◆ Written problem
Reproduce exactly the lines beginning with the line that contains "Read all visible content and emit it as JSON." and ending at the final line of the material below.

Dataset excerpts
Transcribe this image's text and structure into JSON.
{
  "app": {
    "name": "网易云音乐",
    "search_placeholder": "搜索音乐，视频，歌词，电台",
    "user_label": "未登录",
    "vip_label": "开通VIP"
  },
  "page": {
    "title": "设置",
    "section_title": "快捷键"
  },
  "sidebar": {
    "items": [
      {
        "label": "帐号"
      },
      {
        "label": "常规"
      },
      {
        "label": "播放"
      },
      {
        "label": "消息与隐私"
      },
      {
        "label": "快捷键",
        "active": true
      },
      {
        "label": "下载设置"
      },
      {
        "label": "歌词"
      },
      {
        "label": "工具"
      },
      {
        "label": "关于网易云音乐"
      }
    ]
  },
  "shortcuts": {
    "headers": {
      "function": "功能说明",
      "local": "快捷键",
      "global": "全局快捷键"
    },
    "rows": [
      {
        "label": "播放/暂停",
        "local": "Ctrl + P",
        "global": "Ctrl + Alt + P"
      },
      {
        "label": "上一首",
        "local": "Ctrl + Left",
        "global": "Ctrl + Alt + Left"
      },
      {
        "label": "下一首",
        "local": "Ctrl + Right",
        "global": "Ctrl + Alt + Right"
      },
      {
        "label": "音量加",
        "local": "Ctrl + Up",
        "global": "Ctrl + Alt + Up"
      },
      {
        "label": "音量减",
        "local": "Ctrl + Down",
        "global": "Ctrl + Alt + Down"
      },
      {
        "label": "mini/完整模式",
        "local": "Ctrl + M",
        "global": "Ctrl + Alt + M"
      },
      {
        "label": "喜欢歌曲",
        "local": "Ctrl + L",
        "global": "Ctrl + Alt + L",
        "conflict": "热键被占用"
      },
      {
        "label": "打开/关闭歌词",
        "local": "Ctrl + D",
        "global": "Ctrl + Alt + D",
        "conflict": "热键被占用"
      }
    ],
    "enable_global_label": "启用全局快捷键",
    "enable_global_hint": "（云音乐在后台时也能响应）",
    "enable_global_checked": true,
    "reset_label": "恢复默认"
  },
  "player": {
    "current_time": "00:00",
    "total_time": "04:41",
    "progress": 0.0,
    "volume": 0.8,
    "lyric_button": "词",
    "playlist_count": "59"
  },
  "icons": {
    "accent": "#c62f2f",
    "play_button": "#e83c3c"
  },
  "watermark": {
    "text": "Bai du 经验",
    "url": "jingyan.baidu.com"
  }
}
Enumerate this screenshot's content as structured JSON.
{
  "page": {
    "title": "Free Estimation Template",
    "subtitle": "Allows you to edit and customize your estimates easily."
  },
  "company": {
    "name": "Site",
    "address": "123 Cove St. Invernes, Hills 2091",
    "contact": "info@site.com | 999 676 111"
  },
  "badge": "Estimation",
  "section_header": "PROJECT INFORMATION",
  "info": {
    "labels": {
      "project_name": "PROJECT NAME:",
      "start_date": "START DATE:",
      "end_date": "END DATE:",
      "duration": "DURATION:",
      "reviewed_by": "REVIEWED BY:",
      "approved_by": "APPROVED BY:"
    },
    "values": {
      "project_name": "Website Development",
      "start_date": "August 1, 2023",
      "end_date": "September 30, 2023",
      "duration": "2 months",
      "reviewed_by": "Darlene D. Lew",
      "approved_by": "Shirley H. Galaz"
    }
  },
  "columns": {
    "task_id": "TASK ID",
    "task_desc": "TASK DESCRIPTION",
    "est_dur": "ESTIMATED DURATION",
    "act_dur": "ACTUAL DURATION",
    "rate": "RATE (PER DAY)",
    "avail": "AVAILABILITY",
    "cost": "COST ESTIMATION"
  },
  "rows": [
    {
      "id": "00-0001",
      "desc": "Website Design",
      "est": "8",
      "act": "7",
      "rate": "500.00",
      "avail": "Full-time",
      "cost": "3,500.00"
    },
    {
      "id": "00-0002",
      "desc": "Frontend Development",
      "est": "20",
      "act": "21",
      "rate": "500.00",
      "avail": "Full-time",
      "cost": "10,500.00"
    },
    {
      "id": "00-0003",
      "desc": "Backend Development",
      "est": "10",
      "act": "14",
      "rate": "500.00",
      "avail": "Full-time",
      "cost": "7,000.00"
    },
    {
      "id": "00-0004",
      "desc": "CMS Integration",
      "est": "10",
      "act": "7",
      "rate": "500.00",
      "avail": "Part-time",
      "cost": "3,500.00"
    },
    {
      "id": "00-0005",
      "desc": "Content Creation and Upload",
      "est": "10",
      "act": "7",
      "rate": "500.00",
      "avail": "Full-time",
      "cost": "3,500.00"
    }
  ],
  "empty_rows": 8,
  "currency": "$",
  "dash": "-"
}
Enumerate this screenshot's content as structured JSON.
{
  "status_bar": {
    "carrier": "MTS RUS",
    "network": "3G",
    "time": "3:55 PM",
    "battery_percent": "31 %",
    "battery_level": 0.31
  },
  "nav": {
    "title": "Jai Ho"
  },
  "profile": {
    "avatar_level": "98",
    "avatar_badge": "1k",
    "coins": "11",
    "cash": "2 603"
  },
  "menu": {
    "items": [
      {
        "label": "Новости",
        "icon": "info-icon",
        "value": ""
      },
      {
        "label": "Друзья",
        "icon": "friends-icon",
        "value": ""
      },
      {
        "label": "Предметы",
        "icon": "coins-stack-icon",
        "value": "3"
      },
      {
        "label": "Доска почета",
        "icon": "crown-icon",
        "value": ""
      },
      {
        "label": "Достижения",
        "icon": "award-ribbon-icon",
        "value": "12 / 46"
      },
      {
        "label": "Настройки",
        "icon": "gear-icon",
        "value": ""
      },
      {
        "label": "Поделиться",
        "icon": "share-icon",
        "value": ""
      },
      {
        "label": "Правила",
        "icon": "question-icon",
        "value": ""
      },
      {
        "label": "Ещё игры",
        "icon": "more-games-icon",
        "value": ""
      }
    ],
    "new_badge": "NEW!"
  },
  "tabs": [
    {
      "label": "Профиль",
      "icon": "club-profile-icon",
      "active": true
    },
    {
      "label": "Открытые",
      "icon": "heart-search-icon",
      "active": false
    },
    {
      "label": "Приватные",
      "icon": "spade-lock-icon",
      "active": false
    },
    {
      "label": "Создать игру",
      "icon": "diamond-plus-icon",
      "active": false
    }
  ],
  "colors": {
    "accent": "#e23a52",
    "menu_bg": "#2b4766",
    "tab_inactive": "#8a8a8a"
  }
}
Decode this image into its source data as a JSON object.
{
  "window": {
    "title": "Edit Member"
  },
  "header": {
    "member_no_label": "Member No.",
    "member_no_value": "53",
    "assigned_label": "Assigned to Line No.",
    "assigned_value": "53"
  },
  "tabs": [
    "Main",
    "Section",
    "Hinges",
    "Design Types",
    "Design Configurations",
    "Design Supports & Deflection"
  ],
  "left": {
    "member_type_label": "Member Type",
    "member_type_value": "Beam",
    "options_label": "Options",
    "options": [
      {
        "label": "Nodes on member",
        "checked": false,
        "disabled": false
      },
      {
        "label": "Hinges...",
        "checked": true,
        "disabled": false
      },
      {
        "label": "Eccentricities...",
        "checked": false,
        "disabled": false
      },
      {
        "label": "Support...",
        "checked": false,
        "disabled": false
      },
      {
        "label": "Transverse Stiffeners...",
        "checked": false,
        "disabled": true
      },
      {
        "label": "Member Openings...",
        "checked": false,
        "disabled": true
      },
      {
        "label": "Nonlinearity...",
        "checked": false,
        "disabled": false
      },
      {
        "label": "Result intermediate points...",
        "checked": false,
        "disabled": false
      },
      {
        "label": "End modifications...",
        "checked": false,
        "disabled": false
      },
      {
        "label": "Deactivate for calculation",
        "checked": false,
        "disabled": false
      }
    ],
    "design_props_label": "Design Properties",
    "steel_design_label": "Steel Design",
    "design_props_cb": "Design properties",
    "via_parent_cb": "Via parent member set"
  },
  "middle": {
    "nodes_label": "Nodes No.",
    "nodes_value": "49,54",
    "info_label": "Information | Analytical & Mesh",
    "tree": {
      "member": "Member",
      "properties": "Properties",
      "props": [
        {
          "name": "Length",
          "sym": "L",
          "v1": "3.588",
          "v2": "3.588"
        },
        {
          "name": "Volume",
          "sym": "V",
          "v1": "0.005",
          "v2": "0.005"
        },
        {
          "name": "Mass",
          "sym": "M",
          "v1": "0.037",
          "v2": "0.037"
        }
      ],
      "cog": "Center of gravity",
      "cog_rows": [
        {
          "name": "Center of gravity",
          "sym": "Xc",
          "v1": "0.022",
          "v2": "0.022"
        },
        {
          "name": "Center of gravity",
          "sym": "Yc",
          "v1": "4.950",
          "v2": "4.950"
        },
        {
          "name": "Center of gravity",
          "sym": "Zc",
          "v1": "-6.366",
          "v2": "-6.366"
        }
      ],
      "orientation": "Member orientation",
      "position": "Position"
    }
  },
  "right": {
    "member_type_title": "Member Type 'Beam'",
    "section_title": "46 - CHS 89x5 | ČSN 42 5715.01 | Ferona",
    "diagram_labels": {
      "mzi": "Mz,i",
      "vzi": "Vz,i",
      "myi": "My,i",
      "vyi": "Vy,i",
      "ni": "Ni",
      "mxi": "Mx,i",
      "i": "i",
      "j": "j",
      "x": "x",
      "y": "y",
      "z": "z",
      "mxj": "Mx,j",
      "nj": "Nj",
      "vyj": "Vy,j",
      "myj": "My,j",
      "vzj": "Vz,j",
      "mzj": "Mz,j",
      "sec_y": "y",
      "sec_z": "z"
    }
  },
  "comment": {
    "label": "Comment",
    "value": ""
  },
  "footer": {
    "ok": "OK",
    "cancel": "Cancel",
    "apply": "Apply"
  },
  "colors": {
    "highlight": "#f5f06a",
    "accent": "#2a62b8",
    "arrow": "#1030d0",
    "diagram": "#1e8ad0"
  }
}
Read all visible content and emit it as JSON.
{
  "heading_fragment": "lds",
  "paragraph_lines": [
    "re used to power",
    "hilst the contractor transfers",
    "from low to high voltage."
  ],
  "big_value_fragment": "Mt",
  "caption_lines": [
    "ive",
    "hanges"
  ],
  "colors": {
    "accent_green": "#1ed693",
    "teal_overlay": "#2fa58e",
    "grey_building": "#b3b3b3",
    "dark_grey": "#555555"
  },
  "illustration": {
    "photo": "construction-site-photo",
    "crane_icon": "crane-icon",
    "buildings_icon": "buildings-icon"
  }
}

◆ Result below
Read all visible content and emit it as JSON.
{
  "heading_fragment": "lds",
  "paragraph_lines": [
    "re used to power",
    "hilst the contractor transfers",
    "from low to high voltage."
  ],
  "big_value_fragment": "Mt",
  "caption_lines": [
    "ive",
    "hanges"
  ],
  "colors": {
    "accent_green": "#1ed693",
    "teal_overlay": "#2fa58e",
    "grey_building": "#b3b3b3",
    "dark_grey": "#555555"
  },
  "illustration": {
    "photo": "construction-site-photo",
    "crane_icon": "crane-icon",
    "buildings_icon": "buildings-icon"
  }
}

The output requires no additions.